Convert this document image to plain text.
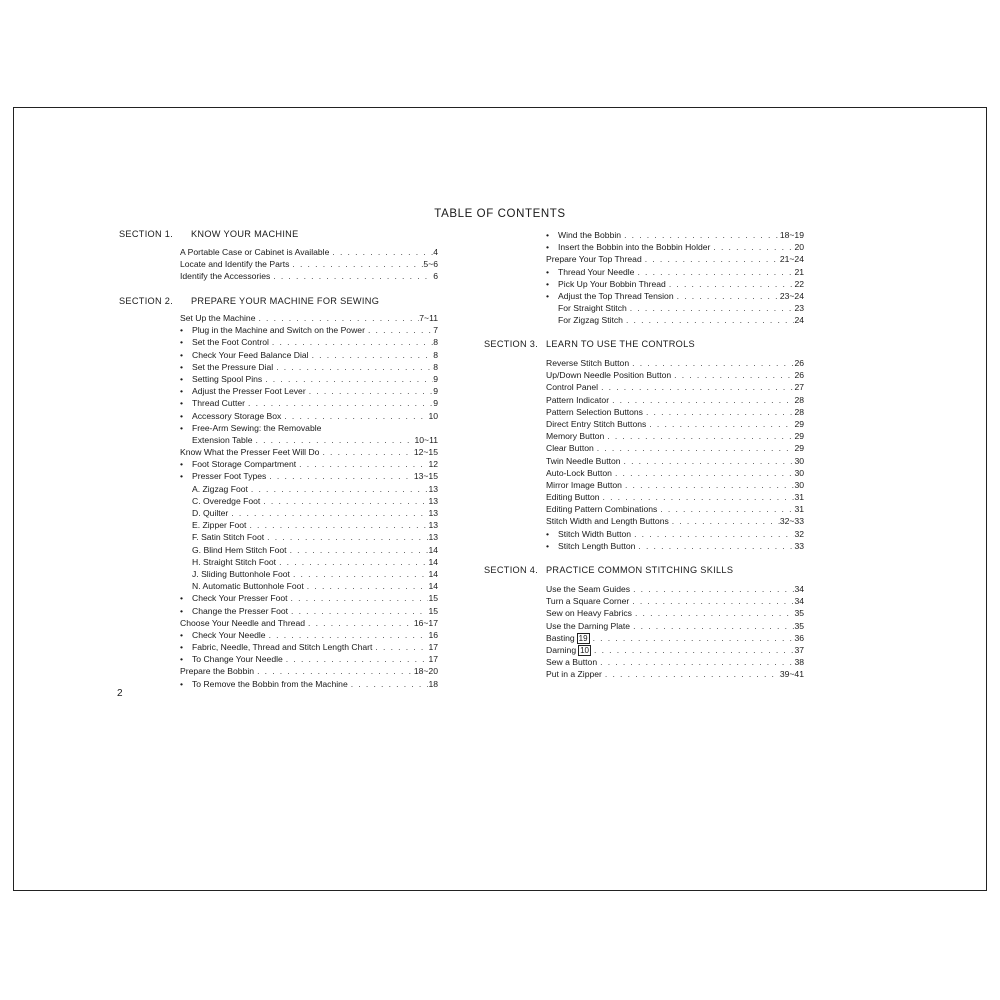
TABLE OF CONTENTS
2
SECTION 1.	KNOW YOUR MACHINE
A Portable Case or Cabinet is Available . . .	4
Locate and Identify the Parts . . .	5~6
Identify the Accessories . . .	6
SECTION 2.	PREPARE YOUR MACHINE FOR SEWING
Set Up the Machine . . .	7~11
• Plug in the Machine and Switch on the Power . . .	7
• Set the Foot Control . . .	8
• Check Your Feed Balance Dial . . .	8
• Set the Pressure Dial . . .	8
• Setting Spool Pins . . .	9
• Adjust the Presser Foot Lever . . .	9
• Thread Cutter . . .	9
• Accessory Storage Box . . .	10
• Free-Arm Sewing: the Removable
Extension Table . . .	10~11
Know What the Presser Feet Will Do . . .	12~15
• Foot Storage Compartment . . .	12
• Presser Foot Types . . .	13~15
A. Zigzag Foot . . .	13
C. Overedge Foot . . .	13
D. Quilter . . .	13
E. Zipper Foot . . .	13
F. Satin Stitch Foot . . .	13
G. Blind Hem Stitch Foot . . .	14
H. Straight Stitch Foot . . .	14
J. Sliding Buttonhole Foot . . .	14
N. Automatic Buttonhole Foot . . .	14
• Check Your Presser Foot . . .	15
• Change the Presser Foot . . .	15
Choose Your Needle and Thread . . .	16~17
• Check Your Needle . . .	16
• Fabric, Needle, Thread and Stitch Length Chart . . .	17
• To Change Your Needle . . .	17
Prepare the Bobbin . . .	18~20
• To Remove the Bobbin from the Machine . . .	18
• Wind the Bobbin . . .	18~19
• Insert the Bobbin into the Bobbin Holder . . .	20
Prepare Your Top Thread . . .	21~24
• Thread Your Needle . . .	21
• Pick Up Your Bobbin Thread . . .	22
• Adjust the Top Thread Tension . . .	23~24
For Straight Stitch . . .	23
For Zigzag Stitch . . .	24
SECTION 3. LEARN TO USE THE CONTROLS
Reverse Stitch Button . . .	26
Up/Down Needle Position Button . . .	26
Control Panel . . .	27
Pattern Indicator . . .	28
Pattern Selection Buttons . . .	28
Direct Entry Stitch Buttons . . .	29
Memory Button . . .	29
Clear Button . . .	29
Twin Needle Button . . .	30
Auto-Lock Button . . .	30
Mirror Image Button . . .	30
Editing Button . . .	31
Editing Pattern Combinations . . .	31
Stitch Width and Length Buttons . . .	32~33
• Stitch Width Button . . .	32
• Stitch Length Button . . .	33
SECTION 4. PRACTICE COMMON STITCHING SKILLS
Use the Seam Guides . . .	34
Turn a Square Corner . . .	34
Sew on Heavy Fabrics . . .	35
Use the Darning Plate . . .	35
Basting 19 . . .	36
Darning 10 . . .	37
Sew a Button . . .	38
Put in a Zipper . . .	39~41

▬▬▬▬▬▬▬▬▬▬

> Problem to work on
Write down every line of the data above that includes the string "Adjust".

> Exercise response
• Adjust the Presser Foot Lever . . .	9
• Adjust the Top Thread Tension . . .	23~24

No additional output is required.